[Exercise objective]:
Search the data for the string "title" and gather each line it is in.

--- Start of Material to process ---

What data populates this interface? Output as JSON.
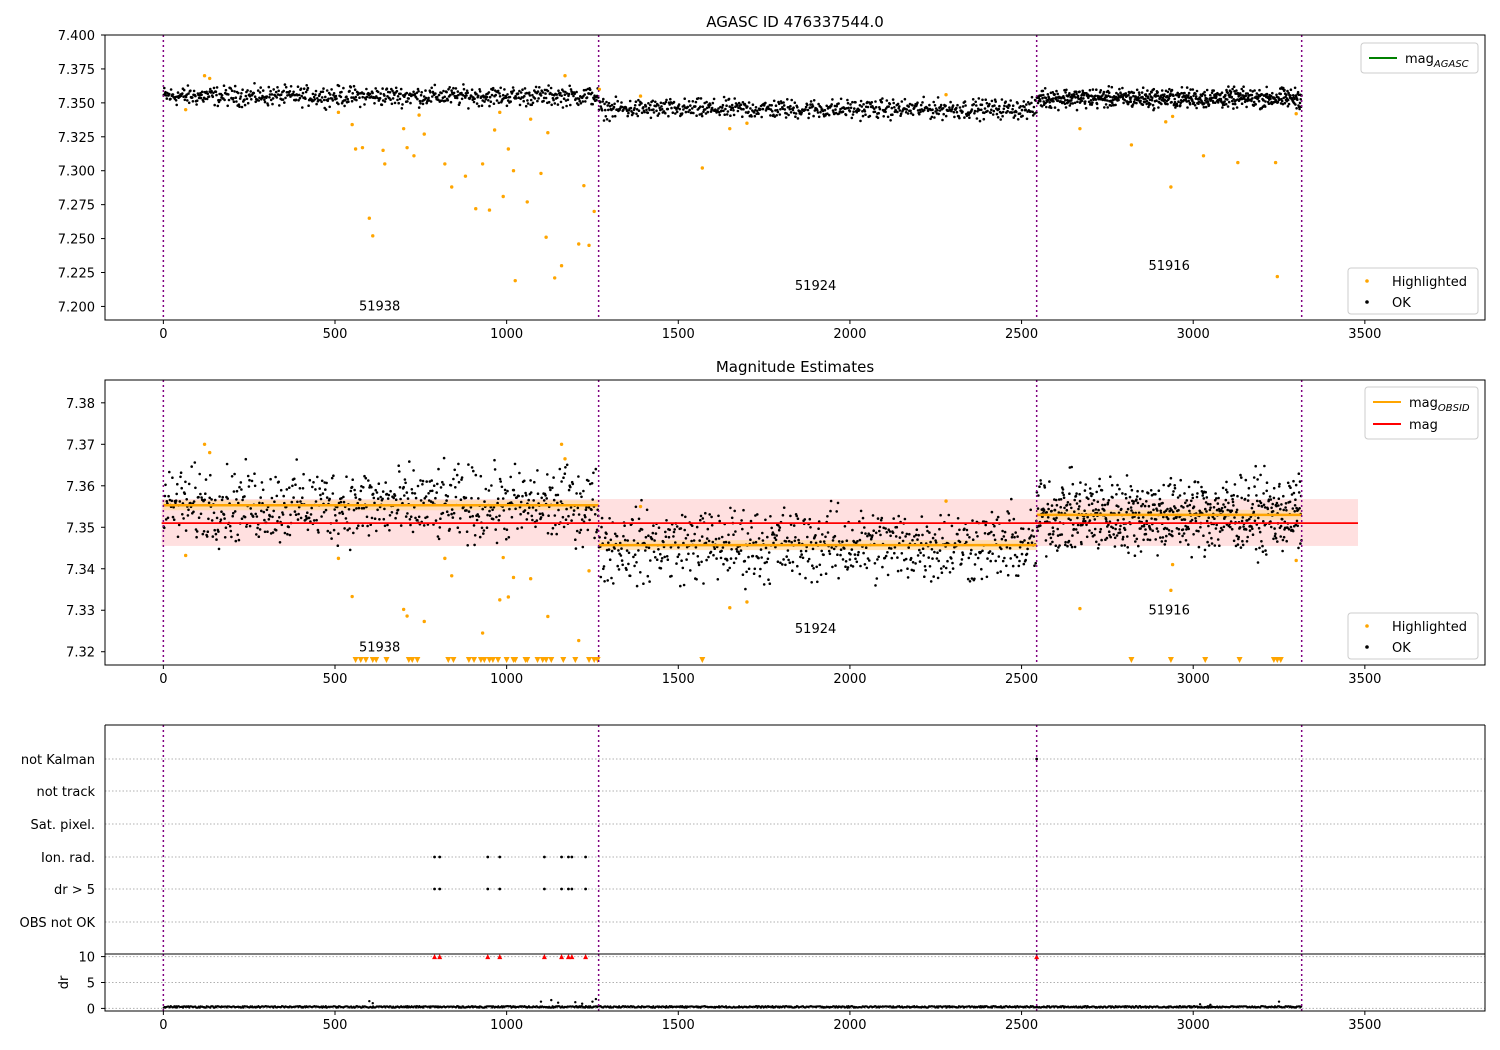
{
  "chart_data": [
    {
      "type": "scatter",
      "title": "AGASC ID 476337544.0",
      "xlabel": "",
      "ylabel": "",
      "xlim": [
        -170,
        3850
      ],
      "ylim": [
        7.19,
        7.4
      ],
      "xticks": [
        0,
        500,
        1000,
        1500,
        2000,
        2500,
        3000,
        3500
      ],
      "yticks": [
        7.2,
        7.225,
        7.25,
        7.275,
        7.3,
        7.325,
        7.35,
        7.375,
        7.4
      ],
      "ytick_labels": [
        "7.200",
        "7.225",
        "7.250",
        "7.275",
        "7.300",
        "7.325",
        "7.350",
        "7.375",
        "7.400"
      ],
      "obsid_boundaries": [
        0,
        1268,
        2544,
        3316
      ],
      "obsid_labels": [
        {
          "text": "51938",
          "x": 630,
          "y": 7.197
        },
        {
          "text": "51924",
          "x": 1900,
          "y": 7.212
        },
        {
          "text": "51916",
          "x": 2930,
          "y": 7.227
        }
      ],
      "segments": [
        {
          "x": [
            0,
            1268
          ],
          "level": 7.355,
          "spread": 0.0035
        },
        {
          "x": [
            1268,
            2544
          ],
          "level": 7.3455,
          "spread": 0.0035
        },
        {
          "x": [
            2544,
            3316
          ],
          "level": 7.3535,
          "spread": 0.0035
        }
      ],
      "highlighted": {
        "x": [
          65,
          120,
          135,
          510,
          550,
          560,
          580,
          600,
          610,
          640,
          645,
          700,
          710,
          730,
          745,
          760,
          820,
          840,
          880,
          910,
          930,
          950,
          965,
          980,
          990,
          1005,
          1020,
          1025,
          1060,
          1070,
          1100,
          1115,
          1120,
          1140,
          1160,
          1170,
          1210,
          1225,
          1240,
          1255,
          1270,
          1390,
          1570,
          1650,
          1700,
          2280,
          2670,
          2820,
          2920,
          2935,
          2940,
          3030,
          3130,
          3240,
          3245,
          3300
        ],
        "y": [
          7.345,
          7.37,
          7.368,
          7.343,
          7.334,
          7.316,
          7.317,
          7.265,
          7.252,
          7.315,
          7.305,
          7.331,
          7.317,
          7.311,
          7.341,
          7.327,
          7.305,
          7.288,
          7.296,
          7.272,
          7.305,
          7.271,
          7.33,
          7.343,
          7.281,
          7.316,
          7.3,
          7.219,
          7.277,
          7.338,
          7.298,
          7.251,
          7.328,
          7.221,
          7.23,
          7.37,
          7.246,
          7.289,
          7.245,
          7.27,
          7.36,
          7.355,
          7.302,
          7.331,
          7.335,
          7.356,
          7.331,
          7.319,
          7.336,
          7.288,
          7.34,
          7.311,
          7.306,
          7.306,
          7.222,
          7.342
        ],
        "color": "#ffa500"
      },
      "ok": {
        "color": "#000000",
        "band_rule": "within 0.009 of segment level"
      },
      "legend_top": [
        {
          "label": "mag",
          "sub": "AGASC",
          "color": "#008000",
          "kind": "line"
        }
      ],
      "legend_bottom": [
        {
          "label": "Highlighted",
          "color": "#ffa500",
          "kind": "dot"
        },
        {
          "label": "OK",
          "color": "#000000",
          "kind": "dot"
        }
      ],
      "legend_placement": [
        "upper right",
        "lower right"
      ]
    },
    {
      "type": "scatter",
      "title": "Magnitude Estimates",
      "xlim": [
        -170,
        3850
      ],
      "ylim": [
        7.3168,
        7.3855
      ],
      "xticks": [
        0,
        500,
        1000,
        1500,
        2000,
        2500,
        3000,
        3500
      ],
      "yticks": [
        7.32,
        7.33,
        7.34,
        7.35,
        7.36,
        7.37,
        7.38
      ],
      "ytick_labels": [
        "7.32",
        "7.33",
        "7.34",
        "7.35",
        "7.36",
        "7.37",
        "7.38"
      ],
      "obsid_boundaries": [
        0,
        1268,
        2544,
        3316
      ],
      "obsid_labels": [
        {
          "text": "51938",
          "x": 630,
          "y": 7.32
        },
        {
          "text": "51924",
          "x": 1900,
          "y": 7.3245
        },
        {
          "text": "51916",
          "x": 2930,
          "y": 7.329
        }
      ],
      "mag": {
        "value": 7.351,
        "band": [
          7.3455,
          7.3568
        ],
        "x": [
          -5,
          3480
        ],
        "color": "#ff0000",
        "band_color": "#ffd8d8"
      },
      "segments": [
        {
          "x": [
            0,
            1268
          ],
          "level": 7.3553,
          "spread": 0.0035
        },
        {
          "x": [
            1268,
            2544
          ],
          "level": 7.3457,
          "spread": 0.0035
        },
        {
          "x": [
            2544,
            3316
          ],
          "level": 7.353,
          "spread": 0.0035
        }
      ],
      "highlighted": {
        "x": [
          65,
          120,
          135,
          510,
          550,
          700,
          710,
          760,
          820,
          840,
          930,
          980,
          990,
          1005,
          1020,
          1070,
          1120,
          1160,
          1170,
          1210,
          1240,
          1390,
          1650,
          1700,
          2280,
          2670,
          2935,
          2940,
          3300
        ],
        "y": [
          7.3432,
          7.37,
          7.368,
          7.3425,
          7.3333,
          7.3302,
          7.3286,
          7.3273,
          7.3425,
          7.3383,
          7.3245,
          7.3325,
          7.3427,
          7.3332,
          7.3379,
          7.3376,
          7.3285,
          7.37,
          7.3665,
          7.3227,
          7.3395,
          7.355,
          7.3306,
          7.332,
          7.3563,
          7.3304,
          7.3348,
          7.341,
          7.342
        ],
        "color": "#ffa500"
      },
      "below_range_markers": {
        "x": [
          560,
          575,
          590,
          610,
          620,
          650,
          715,
          725,
          740,
          830,
          845,
          890,
          905,
          925,
          935,
          950,
          960,
          975,
          1000,
          1020,
          1025,
          1055,
          1060,
          1090,
          1105,
          1115,
          1130,
          1165,
          1200,
          1240,
          1255,
          1265,
          1570,
          2820,
          2935,
          3035,
          3135,
          3235,
          3245,
          3255
        ],
        "color": "#ffa500"
      },
      "ok": {
        "color": "#000000",
        "band_rule": "within 0.012 of segment level"
      },
      "legend_top": [
        {
          "label": "mag",
          "sub": "OBSID",
          "color": "#ffa500",
          "kind": "line"
        },
        {
          "label": "mag",
          "sub": "",
          "color": "#ff0000",
          "kind": "line"
        }
      ],
      "legend_bottom": [
        {
          "label": "Highlighted",
          "color": "#ffa500",
          "kind": "dot"
        },
        {
          "label": "OK",
          "color": "#000000",
          "kind": "dot"
        }
      ],
      "legend_placement": [
        "upper right",
        "lower right"
      ]
    },
    {
      "type": "scatter",
      "title": "",
      "xlim": [
        -170,
        3850
      ],
      "flag_rows": [
        "not Kalman",
        "not track",
        "Sat. pixel.",
        "Ion. rad.",
        "dr > 5",
        "OBS not OK"
      ],
      "obsid_boundaries": [
        0,
        1268,
        2544,
        3316
      ],
      "flags": {
        "not Kalman": [
          2544
        ],
        "not track": [],
        "Sat. pixel.": [],
        "Ion. rad.": [
          790,
          805,
          945,
          980,
          1110,
          1160,
          1180,
          1190,
          1230
        ],
        "dr > 5": [
          790,
          805,
          945,
          980,
          1110,
          1160,
          1180,
          1190,
          1230
        ],
        "OBS not OK": []
      },
      "grid": "dotted horizontal"
    },
    {
      "type": "scatter",
      "ylabel": "dr",
      "xlim": [
        -170,
        3850
      ],
      "ylim": [
        -0.5,
        10.5
      ],
      "xticks": [
        0,
        500,
        1000,
        1500,
        2000,
        2500,
        3000,
        3500
      ],
      "yticks": [
        0,
        5,
        10
      ],
      "ytick_labels": [
        "0",
        "5",
        "10"
      ],
      "obsid_boundaries": [
        0,
        1268,
        2544,
        3316
      ],
      "clipped_markers": {
        "x": [
          790,
          805,
          945,
          980,
          1110,
          1160,
          1180,
          1190,
          1230,
          2544
        ],
        "value": 10,
        "color": "#ff0000"
      },
      "spikes": {
        "x": [
          600,
          610,
          1100,
          1130,
          1150,
          1200,
          1220,
          1250,
          1260,
          3020,
          3050,
          3250
        ],
        "y": [
          1.4,
          1.0,
          1.3,
          1.6,
          1.1,
          1.2,
          0.9,
          1.3,
          1.8,
          0.8,
          0.7,
          1.3
        ]
      },
      "grid": "dotted horizontal"
    }
  ]
}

--- End of Material to process ---

[Solution for this problem]:
      "title": "AGASC ID 476337544.0",
      "title": "Magnitude Estimates",
      "title": "",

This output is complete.